▶ **Task brief**: Copy every entry precisely.

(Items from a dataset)
────────────────────────────────────────

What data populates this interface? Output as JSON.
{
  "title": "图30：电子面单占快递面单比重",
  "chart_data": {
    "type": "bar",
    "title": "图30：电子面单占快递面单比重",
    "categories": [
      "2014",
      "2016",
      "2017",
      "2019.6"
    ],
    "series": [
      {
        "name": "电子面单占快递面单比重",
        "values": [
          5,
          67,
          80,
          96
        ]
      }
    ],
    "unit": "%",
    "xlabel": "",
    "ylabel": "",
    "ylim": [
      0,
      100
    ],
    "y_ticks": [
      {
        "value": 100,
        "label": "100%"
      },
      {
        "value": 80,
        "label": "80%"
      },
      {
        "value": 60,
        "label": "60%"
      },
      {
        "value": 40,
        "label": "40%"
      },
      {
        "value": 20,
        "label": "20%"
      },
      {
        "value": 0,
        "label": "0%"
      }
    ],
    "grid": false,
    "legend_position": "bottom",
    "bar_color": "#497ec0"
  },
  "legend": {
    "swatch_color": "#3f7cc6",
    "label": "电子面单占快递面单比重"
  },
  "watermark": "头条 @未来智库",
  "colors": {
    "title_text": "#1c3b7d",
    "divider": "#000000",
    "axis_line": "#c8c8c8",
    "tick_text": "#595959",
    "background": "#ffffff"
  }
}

────────────────────────────────────────

▶ **The reply**:
What data populates this interface? Output as JSON.
{
  "title": "图30：电子面单占快递面单比重",
  "chart_data": {
    "type": "bar",
    "title": "图30：电子面单占快递面单比重",
    "categories": [
      "2014",
      "2016",
      "2017",
      "2019.6"
    ],
    "series": [
      {
        "name": "电子面单占快递面单比重",
        "values": [
          5,
          67,
          80,
          96
        ]
      }
    ],
    "unit": "%",
    "xlabel": "",
    "ylabel": "",
    "ylim": [
      0,
      100
    ],
    "y_ticks": [
      {
        "value": 100,
        "label": "100%"
      },
      {
        "value": 80,
        "label": "80%"
      },
      {
        "value": 60,
        "label": "60%"
      },
      {
        "value": 40,
        "label": "40%"
      },
      {
        "value": 20,
        "label": "20%"
      },
      {
        "value": 0,
        "label": "0%"
      }
    ],
    "grid": false,
    "legend_position": "bottom",
    "bar_color": "#497ec0"
  },
  "legend": {
    "swatch_color": "#3f7cc6",
    "label": "电子面单占快递面单比重"
  },
  "watermark": "头条 @未来智库",
  "colors": {
    "title_text": "#1c3b7d",
    "divider": "#000000",
    "axis_line": "#c8c8c8",
    "tick_text": "#595959",
    "background": "#ffffff"
  }
}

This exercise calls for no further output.